**KUTIPAN TEKS:**
══════════════════════════════

(Beritadaerah-Kolom) Pagi di Desa Wonosari, sebuah wilayah kecil di lereng Gunung Lawu, dimulai dengan aroma tanah basah dan suara ayam berkokok. Di bawah langit yang mulai memerah, Siti Rahma menyiapkan sarapan untuk kedua anaknya sebelum berangkat ke sekolah dasar. Dapur mungilnya diterangi oleh lampu listrik yang bersumber dari jaringan PLN, sebuah kemewahan yang kini sudah menjadi bagian hampir semua rumah tangga di Indonesia. Menurut data Statistik Kesejahteraan Rakyat 2025, 99,55 persen rumah tangga di negeri ini telah menikmati penerangan listrik, angka yang menunjukkan betapa luasnya jangkauan pembangunan infrastruktur dasar dalam satu dekade terakhir.
Namun, di balik angka itu, Siti masih menggunakan kayu bakar untuk memasak. Di daerah perdesaan seperti tempat ia tinggal, LPG belum sepenuhnya menggantikan bahan bakar tradisional. “Gas kadang sulit, harganya juga naik-turun,” katanya pelan. Statistik menunjukkan bahwa meski kota-kota besar telah beralih ke bahan bakar bersih, di pedesaan masih banyak yang bergantung pada kayu dan arang. Angka 2025 menggambarkan realitas ganda, kemajuan yang nyata, tetapi belum merata.

══════════════════════════════

**CUPLIKAN DATA:**

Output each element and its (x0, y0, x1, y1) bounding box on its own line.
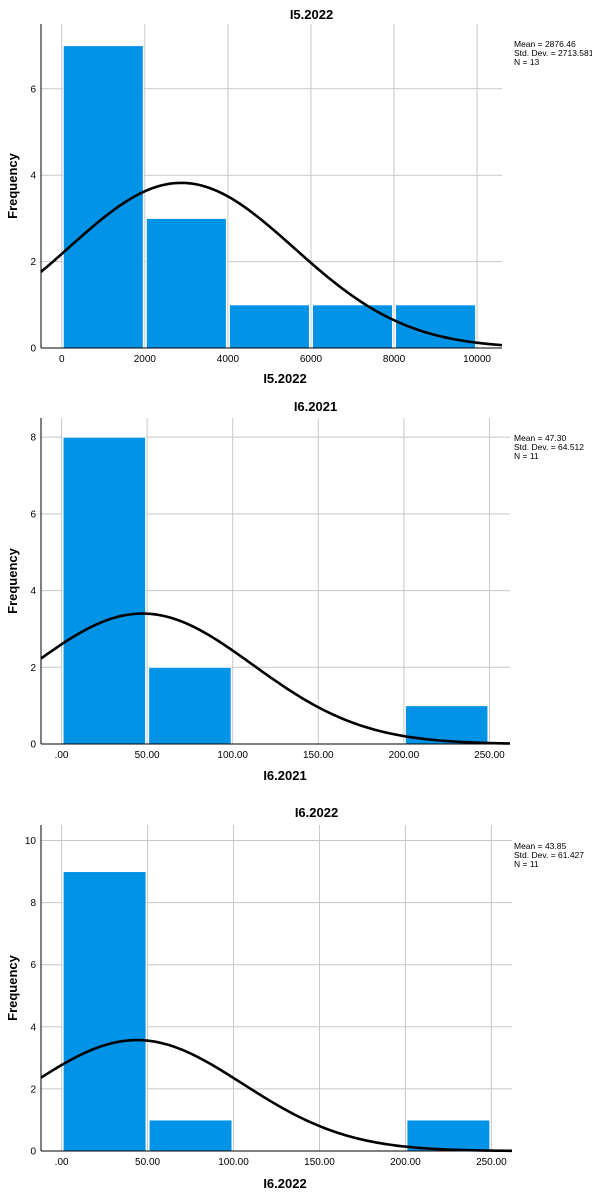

══════════════════════════════

**SOAL:**
Bisakah Anda menuliskan kembali bagian teks tentang Desa Wonosari mulai dari "(Beritadaerah-Kolom) Pagi di" hingga dan termasuk "satu dekade terakhir.", dengan mengganti "sarapan" menjadi "makan pagi"?

**JAWABAN SOAL:**
(Beritadaerah-Kolom) Pagi di Desa Wonosari, sebuah wilayah kecil di lereng Gunung Lawu, dimulai dengan aroma tanah basah dan suara ayam berkokok. Di bawah langit yang mulai memerah, Siti Rahma menyiapkan makan pagi untuk kedua anaknya sebelum berangkat ke sekolah dasar. Dapur mungilnya diterangi oleh lampu listrik yang bersumber dari jaringan PLN, sebuah kemewahan yang kini sudah menjadi bagian hampir semua rumah tangga di Indonesia. Menurut data Statistik Kesejahteraan Rakyat 2025, 99,55 persen rumah tangga di negeri ini telah menikmati penerangan listrik, angka yang menunjukkan betapa luasnya jangkauan pembangunan infrastruktur dasar dalam satu dekade terakhir.